Using optimized data sets and incorporating more precise data points from the Japan-Russian Siberian Tall Tower Inland Observation Network for a better world picture.
In the wake of the Paris Accords and growing international attention focused on climate change and associated science, accurate modelling of carbon dioxide fluxes are integral to research in a wide diversity of disciplines. In the recent article, “Impact of Siberian observations on the optimization of surface CO2 flux,” the authors examined mathematically optimized data sets that included observations from the Japan-Russian Siberian Tall Tower Inland Observation Network (JR-STATION) and a control set without the JR-STATION data to determine if additional observations changed the magnitude of how much measured carbon dioxide was ‘sunk’ into oceanic or terrestrial systems or escaped to the atmosphere as contributing greenhouse gas (also known as ‘carbon dioxide flux’).
With the wide variation in modelling, the already complicated task of assessing the total carbon flux in the world just gets that much more complex. Which data is useful? How exact is it? Can we use it in other models? These are all critical questions in the field of climate and atmospheric science, with huge political and societal implications. Carbon dioxide fluxes are key parameters for a number of fields and reducing uncertainty while increasing scalability would give researchers and decision-makers more confidence in their data. Per Professor Hyun Mee Kim, the corresponding author’s view, the JR-STATION data is particularly important for these decision-makers, since “Siberia is considered to be one of the largest CO2 uptake regions and reservoirs due to its forest area and the global significance of its dynamics and interactions with the climate.”
In the past, modelling was heavily dependent on northern hemisphere data points (terrestrial) and satellite imprecision couldn’t make up for a lack of ground-based measurements. Seasonal changes also made short-term data points less valuable than long-term total flux data. Data from JR-STATION (which had not been included in previous inversion studies) helped reduce the uncertainty of seasonal global carbon dioxide flux balance. This increased precision within the current carbon dioxide flux balance reported range, and reduced the variability and uncertainty in mathematically optimized data sets.

● **Given data**:
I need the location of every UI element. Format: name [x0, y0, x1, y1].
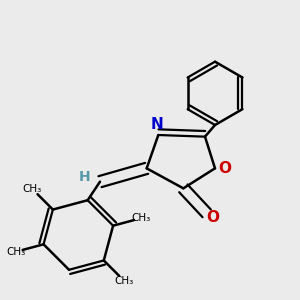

● **Job A**: Say whether each statement below agrees with the text on Siberian carbon dioxide observations above, answering yes or no and quoting the words of the text that decide it: (i) JR-STATION data had already been used in earlier inversion studies; (ii) seasonal changes made short-term data points worth less than long-term total flux data; (iii) Hyun Mee Kim is the corresponding author.
● **Job B**: Summarize the text on Siberian carbon dioxide observations in two sentences.
● **Job C**: In the text on Siberian carbon dioxide observations, what does the name JR-STATION stand for?

● **Correct answer A**:
(i) No: "which had not been included in previous inversion studies"
(ii) Yes: "Seasonal changes also made short-term data points less valuable than long-term total flux data."
(iii) Yes: "Per Professor Hyun Mee Kim, the corresponding author’s view"

● **Correct answer B**: An article compared mathematically optimized data sets that included observations from the Japan-Russian Siberian Tall Tower Inland Observation Network (JR-STATION) with a control set that left them out, to see whether the extra observations changed estimates of carbon dioxide flux. Siberia is considered one of the largest CO2 uptake regions, and adding the JR-STATION data reduced the uncertainty of the seasonal global carbon dioxide flux balance and the variability in the optimized data sets.

● **Correct answer C**: The Japan-Russian Siberian Tall Tower Inland Observation Network.